======== Data to use

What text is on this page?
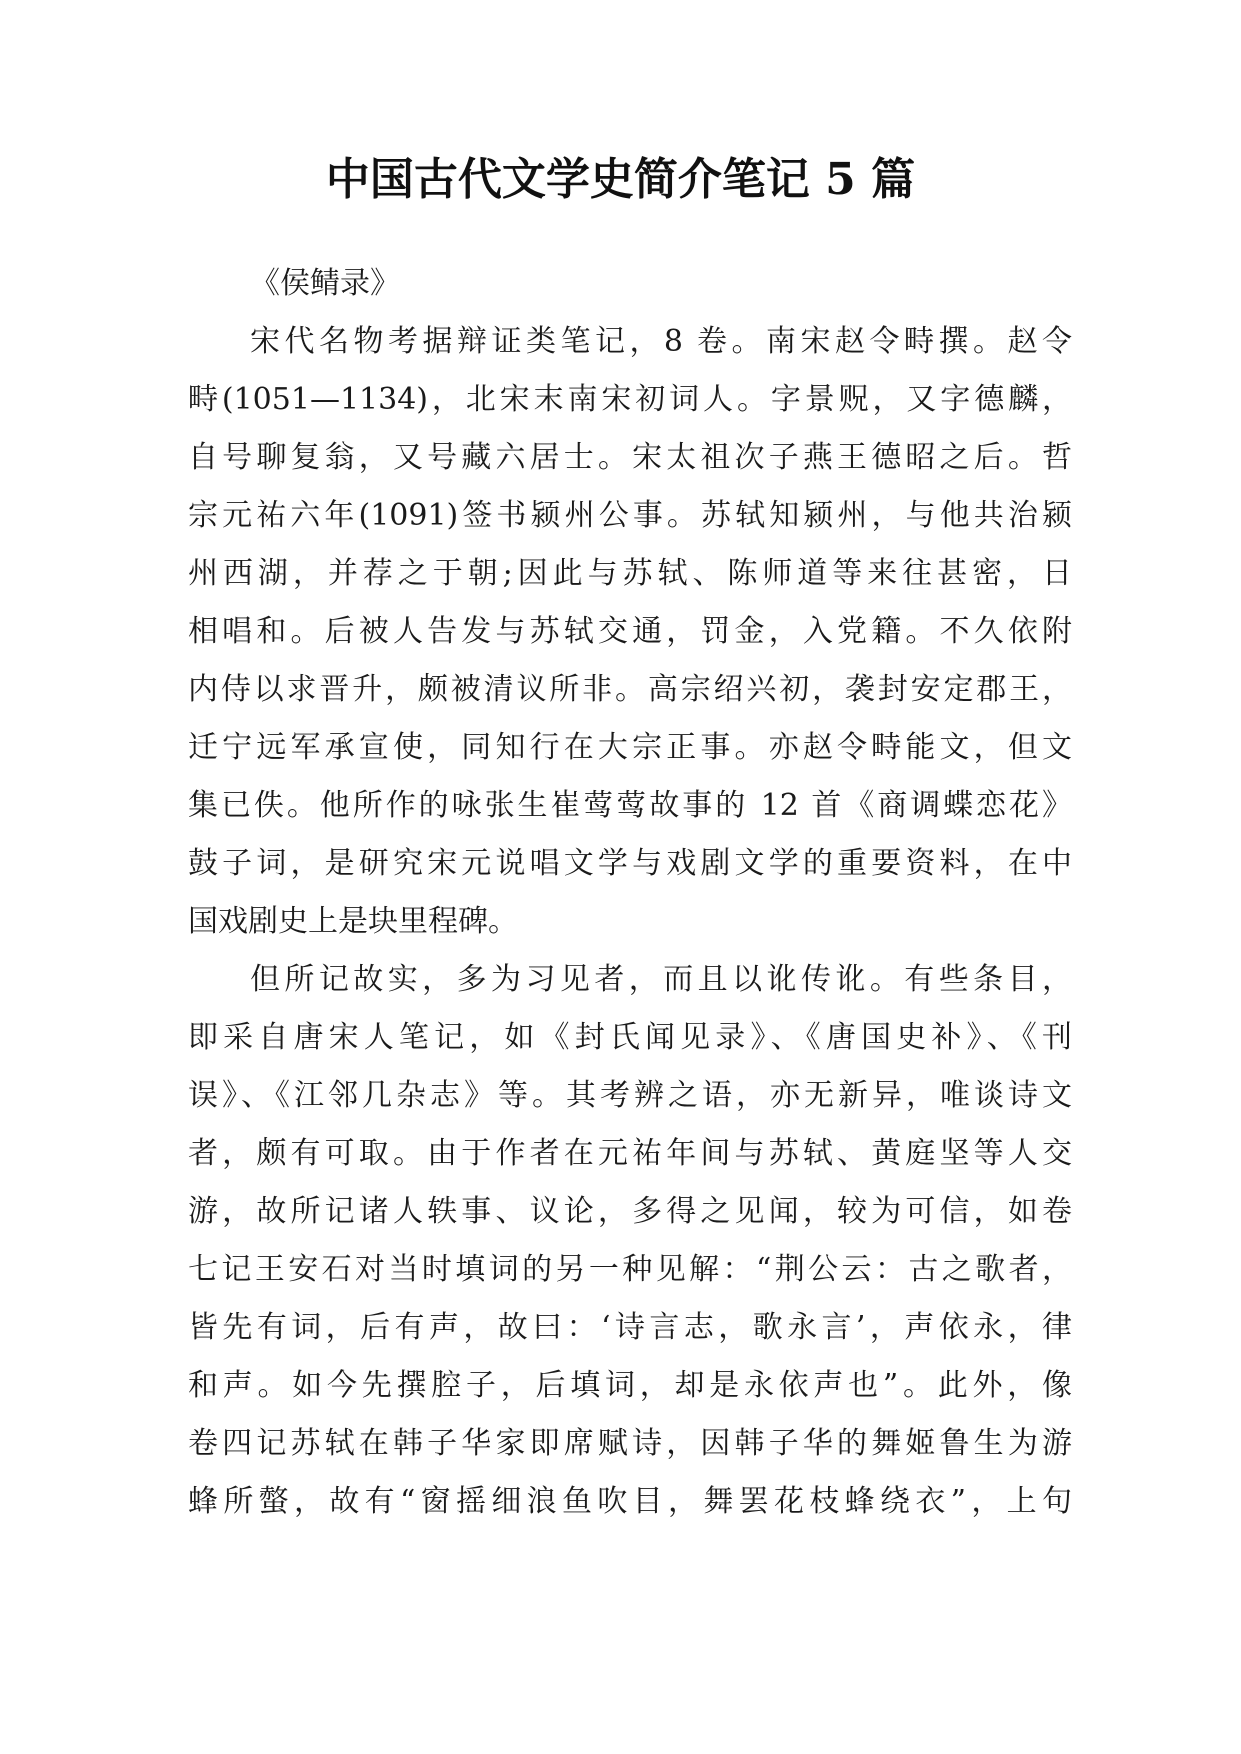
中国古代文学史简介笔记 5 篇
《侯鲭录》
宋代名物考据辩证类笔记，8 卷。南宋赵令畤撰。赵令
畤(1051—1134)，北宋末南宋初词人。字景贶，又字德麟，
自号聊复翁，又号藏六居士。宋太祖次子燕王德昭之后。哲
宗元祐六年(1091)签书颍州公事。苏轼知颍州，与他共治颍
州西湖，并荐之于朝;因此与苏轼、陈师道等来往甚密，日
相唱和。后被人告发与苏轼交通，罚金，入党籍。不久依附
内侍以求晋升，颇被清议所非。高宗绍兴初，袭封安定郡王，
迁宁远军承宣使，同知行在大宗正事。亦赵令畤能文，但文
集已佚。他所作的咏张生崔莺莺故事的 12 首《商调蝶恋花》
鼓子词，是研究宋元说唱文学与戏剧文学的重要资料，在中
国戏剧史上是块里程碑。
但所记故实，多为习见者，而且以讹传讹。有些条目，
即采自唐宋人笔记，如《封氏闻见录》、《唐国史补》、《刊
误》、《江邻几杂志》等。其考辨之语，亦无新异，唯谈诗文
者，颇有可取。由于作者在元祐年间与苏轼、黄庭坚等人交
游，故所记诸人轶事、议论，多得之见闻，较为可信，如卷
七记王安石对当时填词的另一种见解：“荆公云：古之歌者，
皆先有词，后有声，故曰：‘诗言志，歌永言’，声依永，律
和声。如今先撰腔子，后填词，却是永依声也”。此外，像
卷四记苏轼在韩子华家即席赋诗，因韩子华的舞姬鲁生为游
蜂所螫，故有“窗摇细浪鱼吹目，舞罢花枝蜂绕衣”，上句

================
======== Data to use

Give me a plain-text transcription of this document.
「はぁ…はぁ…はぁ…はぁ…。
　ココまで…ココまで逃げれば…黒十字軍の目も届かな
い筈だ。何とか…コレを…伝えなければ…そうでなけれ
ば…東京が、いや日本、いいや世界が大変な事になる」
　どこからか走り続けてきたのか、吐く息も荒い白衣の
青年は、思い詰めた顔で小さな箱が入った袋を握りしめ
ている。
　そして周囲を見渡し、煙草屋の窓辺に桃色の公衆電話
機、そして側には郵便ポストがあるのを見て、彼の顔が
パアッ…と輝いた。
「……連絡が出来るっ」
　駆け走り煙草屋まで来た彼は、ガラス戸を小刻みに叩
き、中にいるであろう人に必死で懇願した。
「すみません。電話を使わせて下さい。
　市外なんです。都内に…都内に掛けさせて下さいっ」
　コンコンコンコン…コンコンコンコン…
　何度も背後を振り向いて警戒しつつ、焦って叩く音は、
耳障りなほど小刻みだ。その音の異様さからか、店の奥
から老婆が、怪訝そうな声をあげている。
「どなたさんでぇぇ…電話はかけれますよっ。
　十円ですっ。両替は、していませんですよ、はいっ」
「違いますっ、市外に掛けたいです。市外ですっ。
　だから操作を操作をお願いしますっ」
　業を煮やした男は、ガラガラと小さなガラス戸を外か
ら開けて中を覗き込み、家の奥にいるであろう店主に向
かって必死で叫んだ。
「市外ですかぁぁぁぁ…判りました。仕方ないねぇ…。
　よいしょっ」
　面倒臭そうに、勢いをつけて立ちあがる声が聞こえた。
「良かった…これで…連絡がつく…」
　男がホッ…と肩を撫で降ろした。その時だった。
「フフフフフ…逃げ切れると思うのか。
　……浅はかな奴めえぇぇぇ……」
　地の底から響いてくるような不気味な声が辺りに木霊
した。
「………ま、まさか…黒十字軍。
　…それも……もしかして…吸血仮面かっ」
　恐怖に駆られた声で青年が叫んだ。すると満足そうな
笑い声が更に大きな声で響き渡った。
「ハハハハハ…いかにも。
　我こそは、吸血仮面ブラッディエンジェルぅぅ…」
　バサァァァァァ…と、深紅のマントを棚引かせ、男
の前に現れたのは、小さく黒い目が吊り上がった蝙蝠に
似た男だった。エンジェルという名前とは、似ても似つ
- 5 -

================

_Required task_
Search the entries for "text" and copy out each line that has it.

_Written answer_
What text is on this page?
Give me a plain-text transcription of this document.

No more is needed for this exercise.